Data entries
· · ·

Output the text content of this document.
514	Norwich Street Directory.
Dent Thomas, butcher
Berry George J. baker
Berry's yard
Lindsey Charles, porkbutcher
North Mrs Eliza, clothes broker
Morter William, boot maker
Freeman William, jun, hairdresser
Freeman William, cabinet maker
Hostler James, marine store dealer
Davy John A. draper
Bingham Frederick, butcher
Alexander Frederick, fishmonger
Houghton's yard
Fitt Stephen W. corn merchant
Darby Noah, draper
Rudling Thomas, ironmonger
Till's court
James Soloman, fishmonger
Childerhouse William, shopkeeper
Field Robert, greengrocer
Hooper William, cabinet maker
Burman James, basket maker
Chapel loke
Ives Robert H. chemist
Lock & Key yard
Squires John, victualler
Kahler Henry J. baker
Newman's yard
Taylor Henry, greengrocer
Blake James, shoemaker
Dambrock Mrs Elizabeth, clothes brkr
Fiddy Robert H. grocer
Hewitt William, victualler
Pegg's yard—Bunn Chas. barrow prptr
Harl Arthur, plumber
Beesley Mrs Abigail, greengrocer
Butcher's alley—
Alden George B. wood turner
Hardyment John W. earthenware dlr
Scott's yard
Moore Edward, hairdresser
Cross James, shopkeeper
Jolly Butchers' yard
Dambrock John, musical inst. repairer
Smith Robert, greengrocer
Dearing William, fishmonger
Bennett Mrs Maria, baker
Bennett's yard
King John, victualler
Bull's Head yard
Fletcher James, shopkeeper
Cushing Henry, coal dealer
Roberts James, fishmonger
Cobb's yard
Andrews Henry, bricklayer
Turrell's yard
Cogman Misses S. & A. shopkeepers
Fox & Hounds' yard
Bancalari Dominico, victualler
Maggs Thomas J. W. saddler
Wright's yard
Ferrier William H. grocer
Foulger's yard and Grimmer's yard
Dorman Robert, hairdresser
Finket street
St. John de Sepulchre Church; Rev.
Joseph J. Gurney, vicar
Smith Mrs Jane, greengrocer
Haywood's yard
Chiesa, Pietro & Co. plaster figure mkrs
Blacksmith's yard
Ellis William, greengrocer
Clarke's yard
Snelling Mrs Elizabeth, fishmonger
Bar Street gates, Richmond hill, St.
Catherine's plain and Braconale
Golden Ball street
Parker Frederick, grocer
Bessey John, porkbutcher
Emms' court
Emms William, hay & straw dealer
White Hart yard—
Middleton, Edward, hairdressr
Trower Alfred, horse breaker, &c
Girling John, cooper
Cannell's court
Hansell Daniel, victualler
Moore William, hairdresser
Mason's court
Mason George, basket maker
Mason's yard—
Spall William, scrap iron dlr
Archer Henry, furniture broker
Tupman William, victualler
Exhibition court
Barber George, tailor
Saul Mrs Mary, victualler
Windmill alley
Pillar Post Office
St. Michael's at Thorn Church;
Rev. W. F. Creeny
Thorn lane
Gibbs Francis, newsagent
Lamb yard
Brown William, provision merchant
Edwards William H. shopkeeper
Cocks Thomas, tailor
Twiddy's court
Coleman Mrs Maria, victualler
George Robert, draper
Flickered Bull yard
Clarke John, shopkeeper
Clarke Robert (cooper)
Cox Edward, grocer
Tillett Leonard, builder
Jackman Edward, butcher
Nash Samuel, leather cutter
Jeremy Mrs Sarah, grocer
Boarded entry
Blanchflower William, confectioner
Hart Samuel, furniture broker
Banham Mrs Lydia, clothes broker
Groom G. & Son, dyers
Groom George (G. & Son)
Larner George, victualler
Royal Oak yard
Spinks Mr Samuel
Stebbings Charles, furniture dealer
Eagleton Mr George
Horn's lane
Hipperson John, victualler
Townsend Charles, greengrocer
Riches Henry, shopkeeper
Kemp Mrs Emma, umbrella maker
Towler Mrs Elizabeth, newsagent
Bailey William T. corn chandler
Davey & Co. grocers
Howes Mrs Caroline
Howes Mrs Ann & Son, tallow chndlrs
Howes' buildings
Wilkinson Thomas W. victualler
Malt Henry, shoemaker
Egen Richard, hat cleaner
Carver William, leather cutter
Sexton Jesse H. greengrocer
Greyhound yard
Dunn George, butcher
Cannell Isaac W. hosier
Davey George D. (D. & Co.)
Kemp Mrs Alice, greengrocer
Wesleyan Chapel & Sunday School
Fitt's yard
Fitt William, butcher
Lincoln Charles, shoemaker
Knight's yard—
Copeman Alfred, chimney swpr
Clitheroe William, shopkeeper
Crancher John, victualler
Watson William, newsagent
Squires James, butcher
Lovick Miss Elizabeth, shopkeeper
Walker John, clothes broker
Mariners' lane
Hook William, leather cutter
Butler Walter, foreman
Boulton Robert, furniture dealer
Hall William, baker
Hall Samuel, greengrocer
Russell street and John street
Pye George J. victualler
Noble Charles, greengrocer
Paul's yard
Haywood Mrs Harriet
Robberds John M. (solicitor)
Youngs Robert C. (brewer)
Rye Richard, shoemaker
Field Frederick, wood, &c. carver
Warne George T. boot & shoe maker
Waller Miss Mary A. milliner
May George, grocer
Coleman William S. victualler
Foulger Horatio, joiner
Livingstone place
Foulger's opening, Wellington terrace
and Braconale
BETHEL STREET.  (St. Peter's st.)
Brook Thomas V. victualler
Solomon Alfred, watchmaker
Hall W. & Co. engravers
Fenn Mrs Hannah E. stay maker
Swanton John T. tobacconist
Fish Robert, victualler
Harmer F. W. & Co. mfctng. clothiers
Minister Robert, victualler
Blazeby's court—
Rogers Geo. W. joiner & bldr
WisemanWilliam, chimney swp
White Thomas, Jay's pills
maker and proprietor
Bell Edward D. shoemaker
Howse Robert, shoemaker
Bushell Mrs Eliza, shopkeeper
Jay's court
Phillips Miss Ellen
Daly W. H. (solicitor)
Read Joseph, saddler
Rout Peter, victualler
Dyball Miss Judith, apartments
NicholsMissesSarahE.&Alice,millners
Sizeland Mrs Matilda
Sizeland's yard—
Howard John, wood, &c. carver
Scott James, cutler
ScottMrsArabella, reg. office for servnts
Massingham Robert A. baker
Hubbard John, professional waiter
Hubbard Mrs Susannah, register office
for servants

· · ·

§ **Directions**
Each record must be returned exactly as it is written.

§ **Problem solution**
Output the text content of this document.
514	Norwich Street Directory.
Dent Thomas, butcher
Berry George J. baker
Berry's yard
Lindsey Charles, porkbutcher
North Mrs Eliza, clothes broker
Morter William, boot maker
Freeman William, jun, hairdresser
Freeman William, cabinet maker
Hostler James, marine store dealer
Davy John A. draper
Bingham Frederick, butcher
Alexander Frederick, fishmonger
Houghton's yard
Fitt Stephen W. corn merchant
Darby Noah, draper
Rudling Thomas, ironmonger
Till's court
James Soloman, fishmonger
Childerhouse William, shopkeeper
Field Robert, greengrocer
Hooper William, cabinet maker
Burman James, basket maker
Chapel loke
Ives Robert H. chemist
Lock & Key yard
Squires John, victualler
Kahler Henry J. baker
Newman's yard
Taylor Henry, greengrocer
Blake James, shoemaker
Dambrock Mrs Elizabeth, clothes brkr
Fiddy Robert H. grocer
Hewitt William, victualler
Pegg's yard—Bunn Chas. barrow prptr
Harl Arthur, plumber
Beesley Mrs Abigail, greengrocer
Butcher's alley—
Alden George B. wood turner
Hardyment John W. earthenware dlr
Scott's yard
Moore Edward, hairdresser
Cross James, shopkeeper
Jolly Butchers' yard
Dambrock John, musical inst. repairer
Smith Robert, greengrocer
Dearing William, fishmonger
Bennett Mrs Maria, baker
Bennett's yard
King John, victualler
Bull's Head yard
Fletcher James, shopkeeper
Cushing Henry, coal dealer
Roberts James, fishmonger
Cobb's yard
Andrews Henry, bricklayer
Turrell's yard
Cogman Misses S. & A. shopkeepers
Fox & Hounds' yard
Bancalari Dominico, victualler
Maggs Thomas J. W. saddler
Wright's yard
Ferrier William H. grocer
Foulger's yard and Grimmer's yard
Dorman Robert, hairdresser
Finket street
St. John de Sepulchre Church; Rev.
Joseph J. Gurney, vicar
Smith Mrs Jane, greengrocer
Haywood's yard
Chiesa, Pietro & Co. plaster figure mkrs
Blacksmith's yard
Ellis William, greengrocer
Clarke's yard
Snelling Mrs Elizabeth, fishmonger
Bar Street gates, Richmond hill, St.
Catherine's plain and Braconale
Golden Ball street
Parker Frederick, grocer
Bessey John, porkbutcher
Emms' court
Emms William, hay & straw dealer
White Hart yard—
Middleton, Edward, hairdressr
Trower Alfred, horse breaker, &c
Girling John, cooper
Cannell's court
Hansell Daniel, victualler
Moore William, hairdresser
Mason's court
Mason George, basket maker
Mason's yard—
Spall William, scrap iron dlr
Archer Henry, furniture broker
Tupman William, victualler
Exhibition court
Barber George, tailor
Saul Mrs Mary, victualler
Windmill alley
Pillar Post Office
St. Michael's at Thorn Church;
Rev. W. F. Creeny
Thorn lane
Gibbs Francis, newsagent
Lamb yard
Brown William, provision merchant
Edwards William H. shopkeeper
Cocks Thomas, tailor
Twiddy's court
Coleman Mrs Maria, victualler
George Robert, draper
Flickered Bull yard
Clarke John, shopkeeper
Clarke Robert (cooper)
Cox Edward, grocer
Tillett Leonard, builder
Jackman Edward, butcher
Nash Samuel, leather cutter
Jeremy Mrs Sarah, grocer
Boarded entry
Blanchflower William, confectioner
Hart Samuel, furniture broker
Banham Mrs Lydia, clothes broker
Groom G. & Son, dyers
Groom George (G. & Son)
Larner George, victualler
Royal Oak yard
Spinks Mr Samuel
Stebbings Charles, furniture dealer
Eagleton Mr George
Horn's lane
Hipperson John, victualler
Townsend Charles, greengrocer
Riches Henry, shopkeeper
Kemp Mrs Emma, umbrella maker
Towler Mrs Elizabeth, newsagent
Bailey William T. corn chandler
Davey & Co. grocers
Howes Mrs Caroline
Howes Mrs Ann & Son, tallow chndlrs
Howes' buildings
Wilkinson Thomas W. victualler
Malt Henry, shoemaker
Egen Richard, hat cleaner
Carver William, leather cutter
Sexton Jesse H. greengrocer
Greyhound yard
Dunn George, butcher
Cannell Isaac W. hosier
Davey George D. (D. & Co.)
Kemp Mrs Alice, greengrocer
Wesleyan Chapel & Sunday School
Fitt's yard
Fitt William, butcher
Lincoln Charles, shoemaker
Knight's yard—
Copeman Alfred, chimney swpr
Clitheroe William, shopkeeper
Crancher John, victualler
Watson William, newsagent
Squires James, butcher
Lovick Miss Elizabeth, shopkeeper
Walker John, clothes broker
Mariners' lane
Hook William, leather cutter
Butler Walter, foreman
Boulton Robert, furniture dealer
Hall William, baker
Hall Samuel, greengrocer
Russell street and John street
Pye George J. victualler
Noble Charles, greengrocer
Paul's yard
Haywood Mrs Harriet
Robberds John M. (solicitor)
Youngs Robert C. (brewer)
Rye Richard, shoemaker
Field Frederick, wood, &c. carver
Warne George T. boot & shoe maker
Waller Miss Mary A. milliner
May George, grocer
Coleman William S. victualler
Foulger Horatio, joiner
Livingstone place
Foulger's opening, Wellington terrace
and Braconale
BETHEL STREET.  (St. Peter's st.)
Brook Thomas V. victualler
Solomon Alfred, watchmaker
Hall W. & Co. engravers
Fenn Mrs Hannah E. stay maker
Swanton John T. tobacconist
Fish Robert, victualler
Harmer F. W. & Co. mfctng. clothiers
Minister Robert, victualler
Blazeby's court—
Rogers Geo. W. joiner & bldr
WisemanWilliam, chimney swp
White Thomas, Jay's pills
maker and proprietor
Bell Edward D. shoemaker
Howse Robert, shoemaker
Bushell Mrs Eliza, shopkeeper
Jay's court
Phillips Miss Ellen
Daly W. H. (solicitor)
Read Joseph, saddler
Rout Peter, victualler
Dyball Miss Judith, apartments
NicholsMissesSarahE.&Alice,millners
Sizeland Mrs Matilda
Sizeland's yard—
Howard John, wood, &c. carver
Scott James, cutler
ScottMrsArabella, reg. office for servnts
Massingham Robert A. baker
Hubbard John, professional waiter
Hubbard Mrs Susannah, register office
for servants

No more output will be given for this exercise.